● **Short exercise**
Scan the listing below and copy every line holding "object".

+++

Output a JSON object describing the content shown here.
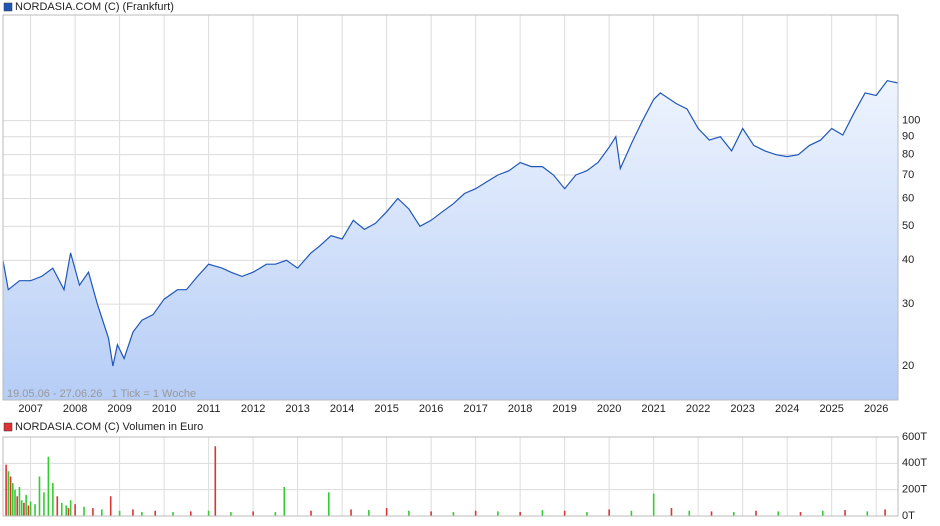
{
  "chart_data": [
    {
      "type": "line",
      "title": "NORDASIA.COM (C) (Frankfurt)",
      "annotation": "19.05.06 - 27.06.26   1 Tick = 1 Woche",
      "color": "#1f57b8",
      "log_y": true,
      "grid": true,
      "xlim": [
        2006.38,
        2026.49
      ],
      "ylim": [
        16,
        200
      ],
      "xticks": [
        2007,
        2008,
        2009,
        2010,
        2011,
        2012,
        2013,
        2014,
        2015,
        2016,
        2017,
        2018,
        2019,
        2020,
        2021,
        2022,
        2023,
        2024,
        2025,
        2026
      ],
      "yticks": [
        20,
        30,
        40,
        50,
        60,
        70,
        80,
        90,
        100
      ],
      "x": [
        2006.38,
        2006.5,
        2006.75,
        2007.0,
        2007.25,
        2007.5,
        2007.75,
        2007.9,
        2008.1,
        2008.3,
        2008.5,
        2008.75,
        2008.85,
        2008.95,
        2009.1,
        2009.3,
        2009.5,
        2009.75,
        2010.0,
        2010.3,
        2010.5,
        2010.75,
        2011.0,
        2011.3,
        2011.5,
        2011.75,
        2012.0,
        2012.3,
        2012.5,
        2012.75,
        2013.0,
        2013.3,
        2013.5,
        2013.75,
        2014.0,
        2014.25,
        2014.5,
        2014.75,
        2015.0,
        2015.25,
        2015.5,
        2015.75,
        2016.0,
        2016.25,
        2016.5,
        2016.75,
        2017.0,
        2017.25,
        2017.5,
        2017.75,
        2018.0,
        2018.25,
        2018.5,
        2018.75,
        2019.0,
        2019.25,
        2019.5,
        2019.75,
        2020.0,
        2020.15,
        2020.25,
        2020.5,
        2020.75,
        2021.0,
        2021.15,
        2021.5,
        2021.75,
        2022.0,
        2022.25,
        2022.5,
        2022.75,
        2023.0,
        2023.25,
        2023.5,
        2023.75,
        2024.0,
        2024.25,
        2024.5,
        2024.75,
        2025.0,
        2025.25,
        2025.5,
        2025.75,
        2026.0,
        2026.25,
        2026.49
      ],
      "values": [
        40,
        33,
        35,
        35,
        36,
        38,
        33,
        42,
        34,
        37,
        30,
        24,
        20,
        23,
        21,
        25,
        27,
        28,
        31,
        33,
        33,
        36,
        39,
        38,
        37,
        36,
        37,
        39,
        39,
        40,
        38,
        42,
        44,
        47,
        46,
        52,
        49,
        51,
        55,
        60,
        56,
        50,
        52,
        55,
        58,
        62,
        64,
        67,
        70,
        72,
        76,
        74,
        74,
        70,
        64,
        70,
        72,
        76,
        84,
        90,
        73,
        86,
        100,
        115,
        120,
        112,
        108,
        95,
        88,
        90,
        82,
        95,
        85,
        82,
        80,
        79,
        80,
        85,
        88,
        95,
        91,
        105,
        120,
        118,
        130,
        128
      ]
    },
    {
      "type": "bar",
      "title": "NORDASIA.COM (C) Volumen in Euro",
      "grid": true,
      "xlim": [
        2006.38,
        2026.49
      ],
      "ylim": [
        0,
        600000
      ],
      "xticks": [
        2007,
        2008,
        2009,
        2010,
        2011,
        2012,
        2013,
        2014,
        2015,
        2016,
        2017,
        2018,
        2019,
        2020,
        2021,
        2022,
        2023,
        2024,
        2025,
        2026
      ],
      "yticks": [
        {
          "value": 0,
          "label": "0T"
        },
        {
          "value": 200000,
          "label": "200T"
        },
        {
          "value": 400000,
          "label": "400T"
        },
        {
          "value": 600000,
          "label": "600T"
        }
      ],
      "x": [
        2006.45,
        2006.5,
        2006.55,
        2006.6,
        2006.65,
        2006.7,
        2006.75,
        2006.8,
        2006.85,
        2006.9,
        2006.95,
        2007.0,
        2007.1,
        2007.2,
        2007.3,
        2007.4,
        2007.5,
        2007.6,
        2007.7,
        2007.8,
        2007.85,
        2007.9,
        2008.0,
        2008.2,
        2008.4,
        2008.6,
        2008.8,
        2009.0,
        2009.3,
        2009.5,
        2009.8,
        2010.2,
        2010.6,
        2011.0,
        2011.15,
        2011.5,
        2012.0,
        2012.5,
        2012.7,
        2013.3,
        2013.7,
        2014.2,
        2014.6,
        2015.0,
        2015.5,
        2016.0,
        2016.5,
        2017.0,
        2017.5,
        2018.0,
        2018.5,
        2019.0,
        2019.5,
        2020.0,
        2020.5,
        2021.0,
        2021.4,
        2021.8,
        2022.3,
        2022.8,
        2023.3,
        2023.8,
        2024.3,
        2024.8,
        2025.3,
        2025.8,
        2026.2
      ],
      "values": [
        390000,
        340000,
        300000,
        250000,
        200000,
        150000,
        220000,
        120000,
        100000,
        160000,
        80000,
        110000,
        90000,
        300000,
        180000,
        450000,
        250000,
        150000,
        100000,
        80000,
        60000,
        120000,
        90000,
        70000,
        60000,
        50000,
        150000,
        40000,
        50000,
        30000,
        40000,
        30000,
        35000,
        40000,
        530000,
        30000,
        35000,
        30000,
        220000,
        40000,
        180000,
        50000,
        45000,
        60000,
        40000,
        35000,
        30000,
        40000,
        35000,
        30000,
        45000,
        40000,
        30000,
        50000,
        40000,
        170000,
        60000,
        40000,
        35000,
        30000,
        40000,
        35000,
        30000,
        40000,
        45000,
        35000,
        50000
      ],
      "colors": [
        "#d33",
        "#3c3",
        "#d33",
        "#3c3",
        "#3c3",
        "#d33",
        "#3c3",
        "#3c3",
        "#d33",
        "#3c3",
        "#d33",
        "#3c3",
        "#3c3",
        "#3c3",
        "#3c3",
        "#3c3",
        "#3c3",
        "#d33",
        "#3c3",
        "#3c3",
        "#d33",
        "#3c3",
        "#d33",
        "#3c3",
        "#d33",
        "#3c3",
        "#d33",
        "#3c3",
        "#d33",
        "#3c3",
        "#d33",
        "#3c3",
        "#d33",
        "#3c3",
        "#d33",
        "#3c3",
        "#d33",
        "#3c3",
        "#3c3",
        "#d33",
        "#3c3",
        "#d33",
        "#3c3",
        "#d33",
        "#3c3",
        "#d33",
        "#3c3",
        "#d33",
        "#3c3",
        "#d33",
        "#3c3",
        "#d33",
        "#3c3",
        "#d33",
        "#3c3",
        "#3c3",
        "#d33",
        "#3c3",
        "#d33",
        "#3c3",
        "#d33",
        "#3c3",
        "#d33",
        "#3c3",
        "#d33",
        "#3c3",
        "#d33"
      ]
    }
  ]
}
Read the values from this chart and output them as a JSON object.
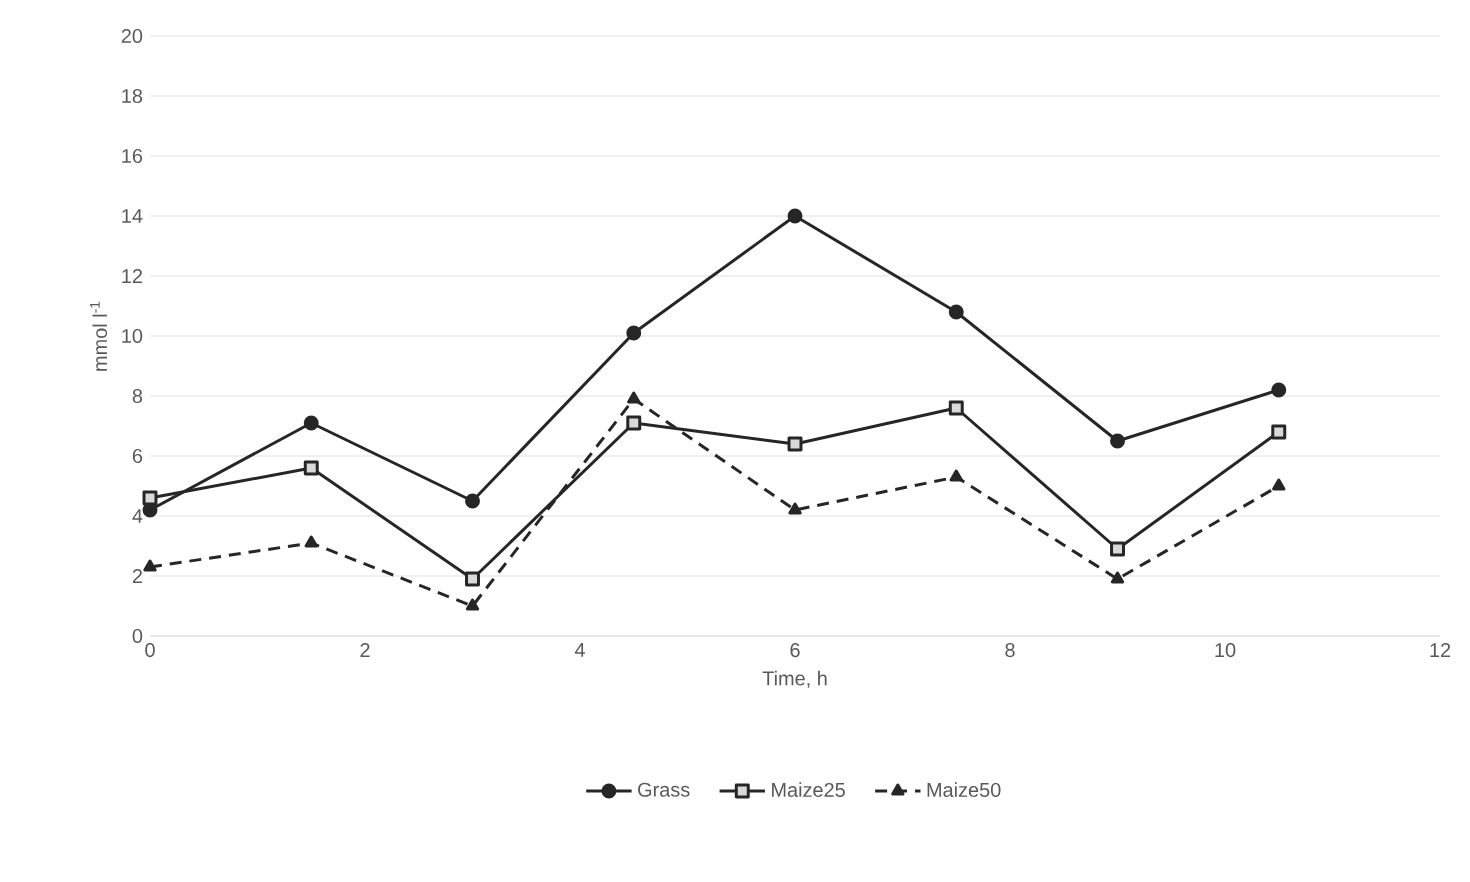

+++

● **Answer below**
Output a JSON object describing the content shown here.
Read the values from this chart and output them as a JSON object.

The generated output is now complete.